[OBJECTIVE]
Can you rewrite every one of the records with "Ellipse shape" changed to "Oval" and nothing else altered?

[Element region listings]
^^^^^^^^

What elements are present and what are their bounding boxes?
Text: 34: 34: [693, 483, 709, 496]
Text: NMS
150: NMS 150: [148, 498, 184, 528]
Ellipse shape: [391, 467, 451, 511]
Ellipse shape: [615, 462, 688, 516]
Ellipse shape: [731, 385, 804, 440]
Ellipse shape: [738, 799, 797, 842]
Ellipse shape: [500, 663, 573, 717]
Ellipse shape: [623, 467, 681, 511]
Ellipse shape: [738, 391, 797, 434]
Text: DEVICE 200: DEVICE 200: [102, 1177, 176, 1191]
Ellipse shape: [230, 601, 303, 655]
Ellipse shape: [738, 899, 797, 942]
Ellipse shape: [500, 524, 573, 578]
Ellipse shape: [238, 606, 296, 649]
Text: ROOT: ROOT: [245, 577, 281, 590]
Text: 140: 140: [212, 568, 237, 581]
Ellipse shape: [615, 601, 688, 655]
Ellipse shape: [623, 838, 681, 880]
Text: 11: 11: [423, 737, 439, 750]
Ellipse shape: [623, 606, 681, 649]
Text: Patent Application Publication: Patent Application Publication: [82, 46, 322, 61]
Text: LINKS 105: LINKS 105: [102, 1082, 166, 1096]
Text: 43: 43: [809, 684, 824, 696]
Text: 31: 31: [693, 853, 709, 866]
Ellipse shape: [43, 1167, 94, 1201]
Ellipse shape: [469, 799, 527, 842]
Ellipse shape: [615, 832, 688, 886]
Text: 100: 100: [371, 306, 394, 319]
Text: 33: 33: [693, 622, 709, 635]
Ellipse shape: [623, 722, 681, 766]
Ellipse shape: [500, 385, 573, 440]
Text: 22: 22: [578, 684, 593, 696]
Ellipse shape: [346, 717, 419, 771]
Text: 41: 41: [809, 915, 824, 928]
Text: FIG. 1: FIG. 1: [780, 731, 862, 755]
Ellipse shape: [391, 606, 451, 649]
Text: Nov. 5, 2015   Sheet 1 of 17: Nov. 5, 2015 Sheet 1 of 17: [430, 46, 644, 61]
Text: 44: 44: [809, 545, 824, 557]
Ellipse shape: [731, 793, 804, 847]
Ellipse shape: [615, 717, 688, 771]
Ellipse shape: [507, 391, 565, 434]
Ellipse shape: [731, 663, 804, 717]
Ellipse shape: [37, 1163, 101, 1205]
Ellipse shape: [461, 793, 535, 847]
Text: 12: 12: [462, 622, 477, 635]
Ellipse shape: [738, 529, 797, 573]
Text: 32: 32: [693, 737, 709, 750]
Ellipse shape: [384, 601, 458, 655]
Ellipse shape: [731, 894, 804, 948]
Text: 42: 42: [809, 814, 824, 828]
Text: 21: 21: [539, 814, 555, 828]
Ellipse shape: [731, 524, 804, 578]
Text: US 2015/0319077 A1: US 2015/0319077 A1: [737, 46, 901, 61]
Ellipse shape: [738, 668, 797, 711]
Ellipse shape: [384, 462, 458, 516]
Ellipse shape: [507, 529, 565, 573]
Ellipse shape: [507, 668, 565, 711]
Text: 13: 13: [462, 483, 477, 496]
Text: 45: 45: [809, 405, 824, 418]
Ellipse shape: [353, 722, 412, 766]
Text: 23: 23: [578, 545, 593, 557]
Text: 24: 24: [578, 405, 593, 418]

^^^^^^^^

[SOLUTION TO THE EXERCISE]
What elements are present and what are their bounding boxes?
Text: 34: 34: [693, 483, 709, 496]
Text: NMS
150: NMS 150: [148, 498, 184, 528]
Oval: [391, 467, 451, 511]
Oval: [615, 462, 688, 516]
Oval: [731, 385, 804, 440]
Oval: [738, 799, 797, 842]
Oval: [500, 663, 573, 717]
Oval: [623, 467, 681, 511]
Oval: [738, 391, 797, 434]
Text: DEVICE 200: DEVICE 200: [102, 1177, 176, 1191]
Oval: [230, 601, 303, 655]
Oval: [738, 899, 797, 942]
Oval: [500, 524, 573, 578]
Oval: [238, 606, 296, 649]
Text: ROOT: ROOT: [245, 577, 281, 590]
Text: 140: 140: [212, 568, 237, 581]
Oval: [615, 601, 688, 655]
Oval: [623, 838, 681, 880]
Text: 11: 11: [423, 737, 439, 750]
Oval: [623, 606, 681, 649]
Text: Patent Application Publication: Patent Application Publication: [82, 46, 322, 61]
Text: LINKS 105: LINKS 105: [102, 1082, 166, 1096]
Text: 43: 43: [809, 684, 824, 696]
Text: 31: 31: [693, 853, 709, 866]
Oval: [43, 1167, 94, 1201]
Oval: [469, 799, 527, 842]
Oval: [615, 832, 688, 886]
Text: 100: 100: [371, 306, 394, 319]
Text: 33: 33: [693, 622, 709, 635]
Oval: [623, 722, 681, 766]
Oval: [500, 385, 573, 440]
Text: 22: 22: [578, 684, 593, 696]
Oval: [346, 717, 419, 771]
Text: 41: 41: [809, 915, 824, 928]
Text: FIG. 1: FIG. 1: [780, 731, 862, 755]
Oval: [391, 606, 451, 649]
Text: Nov. 5, 2015   Sheet 1 of 17: Nov. 5, 2015 Sheet 1 of 17: [430, 46, 644, 61]
Text: 44: 44: [809, 545, 824, 557]
Oval: [731, 793, 804, 847]
Oval: [615, 717, 688, 771]
Oval: [507, 391, 565, 434]
Oval: [731, 663, 804, 717]
Oval: [37, 1163, 101, 1205]
Oval: [461, 793, 535, 847]
Text: 12: 12: [462, 622, 477, 635]
Oval: [738, 529, 797, 573]
Text: 32: 32: [693, 737, 709, 750]
Oval: [384, 601, 458, 655]
Oval: [731, 894, 804, 948]
Text: 42: 42: [809, 814, 824, 828]
Text: 21: 21: [539, 814, 555, 828]
Oval: [731, 524, 804, 578]
Text: US 2015/0319077 A1: US 2015/0319077 A1: [737, 46, 901, 61]
Oval: [738, 668, 797, 711]
Oval: [384, 462, 458, 516]
Oval: [507, 529, 565, 573]
Oval: [507, 668, 565, 711]
Text: 13: 13: [462, 483, 477, 496]
Text: 45: 45: [809, 405, 824, 418]
Oval: [353, 722, 412, 766]
Text: 23: 23: [578, 545, 593, 557]
Text: 24: 24: [578, 405, 593, 418]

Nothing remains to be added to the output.